(Required work): Type out the material below exactly.
──────────────────────────────
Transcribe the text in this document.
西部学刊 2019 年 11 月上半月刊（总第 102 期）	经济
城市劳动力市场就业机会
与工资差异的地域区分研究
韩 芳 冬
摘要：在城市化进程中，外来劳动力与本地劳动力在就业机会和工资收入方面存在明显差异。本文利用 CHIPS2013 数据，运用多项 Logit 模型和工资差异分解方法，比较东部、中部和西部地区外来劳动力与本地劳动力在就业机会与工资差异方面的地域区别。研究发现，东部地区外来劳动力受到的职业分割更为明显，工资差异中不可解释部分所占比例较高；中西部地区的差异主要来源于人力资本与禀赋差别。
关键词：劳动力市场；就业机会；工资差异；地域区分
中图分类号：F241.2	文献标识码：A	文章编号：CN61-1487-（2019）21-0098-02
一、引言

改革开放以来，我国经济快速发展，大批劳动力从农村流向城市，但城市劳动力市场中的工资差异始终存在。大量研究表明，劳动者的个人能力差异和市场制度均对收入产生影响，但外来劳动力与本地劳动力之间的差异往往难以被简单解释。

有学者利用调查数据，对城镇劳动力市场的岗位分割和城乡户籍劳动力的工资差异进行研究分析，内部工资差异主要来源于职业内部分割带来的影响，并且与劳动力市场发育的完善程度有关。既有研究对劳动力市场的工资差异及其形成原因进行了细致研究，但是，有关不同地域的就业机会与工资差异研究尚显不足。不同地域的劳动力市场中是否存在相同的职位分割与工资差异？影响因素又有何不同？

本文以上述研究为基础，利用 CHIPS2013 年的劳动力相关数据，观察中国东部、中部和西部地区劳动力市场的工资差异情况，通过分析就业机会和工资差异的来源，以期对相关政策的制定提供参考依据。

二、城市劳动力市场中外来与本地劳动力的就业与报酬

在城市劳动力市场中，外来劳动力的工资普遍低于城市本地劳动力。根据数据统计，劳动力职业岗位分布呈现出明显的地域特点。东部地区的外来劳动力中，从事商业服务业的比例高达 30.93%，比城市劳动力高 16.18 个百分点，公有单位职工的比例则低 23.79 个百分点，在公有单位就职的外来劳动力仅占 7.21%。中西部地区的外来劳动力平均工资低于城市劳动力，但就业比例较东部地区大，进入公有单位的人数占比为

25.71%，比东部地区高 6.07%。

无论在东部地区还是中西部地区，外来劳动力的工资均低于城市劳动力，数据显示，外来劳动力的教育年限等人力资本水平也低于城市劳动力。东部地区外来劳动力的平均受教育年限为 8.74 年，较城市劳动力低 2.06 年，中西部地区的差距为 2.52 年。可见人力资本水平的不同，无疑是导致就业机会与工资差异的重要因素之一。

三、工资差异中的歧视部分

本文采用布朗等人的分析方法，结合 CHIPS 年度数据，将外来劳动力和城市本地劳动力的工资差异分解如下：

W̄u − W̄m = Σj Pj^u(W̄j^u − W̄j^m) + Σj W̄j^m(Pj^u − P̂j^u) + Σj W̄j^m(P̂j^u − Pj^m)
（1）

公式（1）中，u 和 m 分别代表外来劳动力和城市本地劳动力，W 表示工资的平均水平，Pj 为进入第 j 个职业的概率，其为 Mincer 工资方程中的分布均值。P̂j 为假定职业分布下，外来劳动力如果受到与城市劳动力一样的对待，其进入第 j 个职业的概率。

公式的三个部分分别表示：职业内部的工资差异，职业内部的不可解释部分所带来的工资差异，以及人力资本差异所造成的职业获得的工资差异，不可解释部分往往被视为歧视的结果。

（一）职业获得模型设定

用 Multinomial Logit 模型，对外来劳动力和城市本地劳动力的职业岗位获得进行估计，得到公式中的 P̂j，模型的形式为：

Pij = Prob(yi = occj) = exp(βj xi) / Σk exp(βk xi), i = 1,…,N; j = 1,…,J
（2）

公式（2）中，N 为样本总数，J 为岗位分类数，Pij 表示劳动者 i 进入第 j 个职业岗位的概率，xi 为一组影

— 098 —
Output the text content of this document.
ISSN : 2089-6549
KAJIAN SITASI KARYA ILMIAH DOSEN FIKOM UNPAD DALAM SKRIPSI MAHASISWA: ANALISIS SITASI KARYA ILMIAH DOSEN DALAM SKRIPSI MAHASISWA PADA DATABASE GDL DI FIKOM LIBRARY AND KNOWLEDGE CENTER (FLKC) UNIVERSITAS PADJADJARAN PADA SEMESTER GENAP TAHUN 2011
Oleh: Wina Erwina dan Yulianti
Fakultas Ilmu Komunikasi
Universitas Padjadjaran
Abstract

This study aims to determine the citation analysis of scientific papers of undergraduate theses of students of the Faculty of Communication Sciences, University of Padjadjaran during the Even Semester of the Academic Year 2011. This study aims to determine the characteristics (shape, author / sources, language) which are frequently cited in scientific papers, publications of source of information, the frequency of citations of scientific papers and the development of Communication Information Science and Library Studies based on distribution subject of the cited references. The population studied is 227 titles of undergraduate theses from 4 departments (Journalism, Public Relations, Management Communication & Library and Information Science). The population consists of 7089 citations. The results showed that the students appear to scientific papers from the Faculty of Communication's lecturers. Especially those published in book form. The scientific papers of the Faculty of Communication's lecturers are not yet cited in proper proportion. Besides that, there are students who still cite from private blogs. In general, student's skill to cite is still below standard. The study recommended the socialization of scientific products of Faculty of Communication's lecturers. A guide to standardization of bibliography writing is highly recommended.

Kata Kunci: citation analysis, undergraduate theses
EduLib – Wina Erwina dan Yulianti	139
──────────────────────────────
(Complete answer):
Transcribe the text in this document.
西部学刊 2019 年 11 月上半月刊（总第 102 期）	经济
城市劳动力市场就业机会
与工资差异的地域区分研究
韩 芳 冬
摘要：在城市化进程中，外来劳动力与本地劳动力在就业机会和工资收入方面存在明显差异。本文利用 CHIPS2013 数据，运用多项 Logit 模型和工资差异分解方法，比较东部、中部和西部地区外来劳动力与本地劳动力在就业机会与工资差异方面的地域区别。研究发现，东部地区外来劳动力受到的职业分割更为明显，工资差异中不可解释部分所占比例较高；中西部地区的差异主要来源于人力资本与禀赋差别。
关键词：劳动力市场；就业机会；工资差异；地域区分
中图分类号：F241.2	文献标识码：A	文章编号：CN61-1487-（2019）21-0098-02
一、引言

改革开放以来，我国经济快速发展，大批劳动力从农村流向城市，但城市劳动力市场中的工资差异始终存在。大量研究表明，劳动者的个人能力差异和市场制度均对收入产生影响，但外来劳动力与本地劳动力之间的差异往往难以被简单解释。

有学者利用调查数据，对城镇劳动力市场的岗位分割和城乡户籍劳动力的工资差异进行研究分析，内部工资差异主要来源于职业内部分割带来的影响，并且与劳动力市场发育的完善程度有关。既有研究对劳动力市场的工资差异及其形成原因进行了细致研究，但是，有关不同地域的就业机会与工资差异研究尚显不足。不同地域的劳动力市场中是否存在相同的职位分割与工资差异？影响因素又有何不同？

本文以上述研究为基础，利用 CHIPS2013 年的劳动力相关数据，观察中国东部、中部和西部地区劳动力市场的工资差异情况，通过分析就业机会和工资差异的来源，以期对相关政策的制定提供参考依据。

二、城市劳动力市场中外来与本地劳动力的就业与报酬

在城市劳动力市场中，外来劳动力的工资普遍低于城市本地劳动力。根据数据统计，劳动力职业岗位分布呈现出明显的地域特点。东部地区的外来劳动力中，从事商业服务业的比例高达 30.93%，比城市劳动力高 16.18 个百分点，公有单位职工的比例则低 23.79 个百分点，在公有单位就职的外来劳动力仅占 7.21%。中西部地区的外来劳动力平均工资低于城市劳动力，但就业比例较东部地区大，进入公有单位的人数占比为

25.71%，比东部地区高 6.07%。

无论在东部地区还是中西部地区，外来劳动力的工资均低于城市劳动力，数据显示，外来劳动力的教育年限等人力资本水平也低于城市劳动力。东部地区外来劳动力的平均受教育年限为 8.74 年，较城市劳动力低 2.06 年，中西部地区的差距为 2.52 年。可见人力资本水平的不同，无疑是导致就业机会与工资差异的重要因素之一。

三、工资差异中的歧视部分

本文采用布朗等人的分析方法，结合 CHIPS 年度数据，将外来劳动力和城市本地劳动力的工资差异分解如下：

W̄u − W̄m = Σj Pj^u(W̄j^u − W̄j^m) + Σj W̄j^m(Pj^u − P̂j^u) + Σj W̄j^m(P̂j^u − Pj^m)
（1）

公式（1）中，u 和 m 分别代表外来劳动力和城市本地劳动力，W 表示工资的平均水平，Pj 为进入第 j 个职业的概率，其为 Mincer 工资方程中的分布均值。P̂j 为假定职业分布下，外来劳动力如果受到与城市劳动力一样的对待，其进入第 j 个职业的概率。

公式的三个部分分别表示：职业内部的工资差异，职业内部的不可解释部分所带来的工资差异，以及人力资本差异所造成的职业获得的工资差异，不可解释部分往往被视为歧视的结果。

（一）职业获得模型设定

用 Multinomial Logit 模型，对外来劳动力和城市本地劳动力的职业岗位获得进行估计，得到公式中的 P̂j，模型的形式为：

Pij = Prob(yi = occj) = exp(βj xi) / Σk exp(βk xi), i = 1,…,N; j = 1,…,J
（2）

公式（2）中，N 为样本总数，J 为岗位分类数，Pij 表示劳动者 i 进入第 j 个职业岗位的概率，xi 为一组影

— 098 —
Output the text content of this document.
ISSN : 2089-6549
KAJIAN SITASI KARYA ILMIAH DOSEN FIKOM UNPAD DALAM SKRIPSI MAHASISWA: ANALISIS SITASI KARYA ILMIAH DOSEN DALAM SKRIPSI MAHASISWA PADA DATABASE GDL DI FIKOM LIBRARY AND KNOWLEDGE CENTER (FLKC) UNIVERSITAS PADJADJARAN PADA SEMESTER GENAP TAHUN 2011
Oleh: Wina Erwina dan Yulianti
Fakultas Ilmu Komunikasi
Universitas Padjadjaran
Abstract

This study aims to determine the citation analysis of scientific papers of undergraduate theses of students of the Faculty of Communication Sciences, University of Padjadjaran during the Even Semester of the Academic Year 2011. This study aims to determine the characteristics (shape, author / sources, language) which are frequently cited in scientific papers, publications of source of information, the frequency of citations of scientific papers and the development of Communication Information Science and Library Studies based on distribution subject of the cited references. The population studied is 227 titles of undergraduate theses from 4 departments (Journalism, Public Relations, Management Communication & Library and Information Science). The population consists of 7089 citations. The results showed that the students appear to scientific papers from the Faculty of Communication's lecturers. Especially those published in book form. The scientific papers of the Faculty of Communication's lecturers are not yet cited in proper proportion. Besides that, there are students who still cite from private blogs. In general, student's skill to cite is still below standard. The study recommended the socialization of scientific products of Faculty of Communication's lecturers. A guide to standardization of bibliography writing is highly recommended.

Kata Kunci: citation analysis, undergraduate theses
EduLib – Wina Erwina dan Yulianti	139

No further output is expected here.